▶

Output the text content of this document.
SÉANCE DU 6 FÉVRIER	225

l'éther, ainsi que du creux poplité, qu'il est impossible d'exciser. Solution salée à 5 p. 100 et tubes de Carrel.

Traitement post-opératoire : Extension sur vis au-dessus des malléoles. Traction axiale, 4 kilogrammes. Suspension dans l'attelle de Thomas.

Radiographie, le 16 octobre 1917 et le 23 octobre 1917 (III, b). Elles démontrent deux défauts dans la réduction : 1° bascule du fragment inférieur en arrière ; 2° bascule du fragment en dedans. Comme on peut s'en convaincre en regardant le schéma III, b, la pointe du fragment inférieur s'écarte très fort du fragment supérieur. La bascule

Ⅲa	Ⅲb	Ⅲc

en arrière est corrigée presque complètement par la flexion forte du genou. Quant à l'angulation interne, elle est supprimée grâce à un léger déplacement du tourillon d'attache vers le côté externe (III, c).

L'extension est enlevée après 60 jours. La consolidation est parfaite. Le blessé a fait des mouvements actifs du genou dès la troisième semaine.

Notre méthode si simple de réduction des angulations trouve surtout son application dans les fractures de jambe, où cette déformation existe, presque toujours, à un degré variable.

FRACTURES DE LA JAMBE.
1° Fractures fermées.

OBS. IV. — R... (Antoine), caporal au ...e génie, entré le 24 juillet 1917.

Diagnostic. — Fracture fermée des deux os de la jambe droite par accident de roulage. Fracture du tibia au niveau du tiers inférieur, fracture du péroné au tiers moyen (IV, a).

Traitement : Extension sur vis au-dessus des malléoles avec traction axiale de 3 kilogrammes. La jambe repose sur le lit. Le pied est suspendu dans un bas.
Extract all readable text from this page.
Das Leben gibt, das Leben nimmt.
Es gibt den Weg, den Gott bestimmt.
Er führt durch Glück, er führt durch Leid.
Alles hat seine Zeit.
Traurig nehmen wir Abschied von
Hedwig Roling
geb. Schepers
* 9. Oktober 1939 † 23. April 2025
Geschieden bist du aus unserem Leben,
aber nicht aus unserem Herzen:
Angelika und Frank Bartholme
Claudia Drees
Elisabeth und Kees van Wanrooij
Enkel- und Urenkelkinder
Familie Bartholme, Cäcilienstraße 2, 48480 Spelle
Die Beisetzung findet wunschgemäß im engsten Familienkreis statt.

◀

■ Task brief:
Search the lines for the string "malléoles" and copy every line that has it.

■ Correct output:
Traitement post-opératoire : Extension sur vis au-dessus des malléoles. Traction axiale, 4 kilogrammes. Suspension dans l'attelle de Thomas.
Traitement : Extension sur vis au-dessus des malléoles avec traction axiale de 3 kilogrammes. La jambe repose sur le lit. Le pied est suspendu dans un bas.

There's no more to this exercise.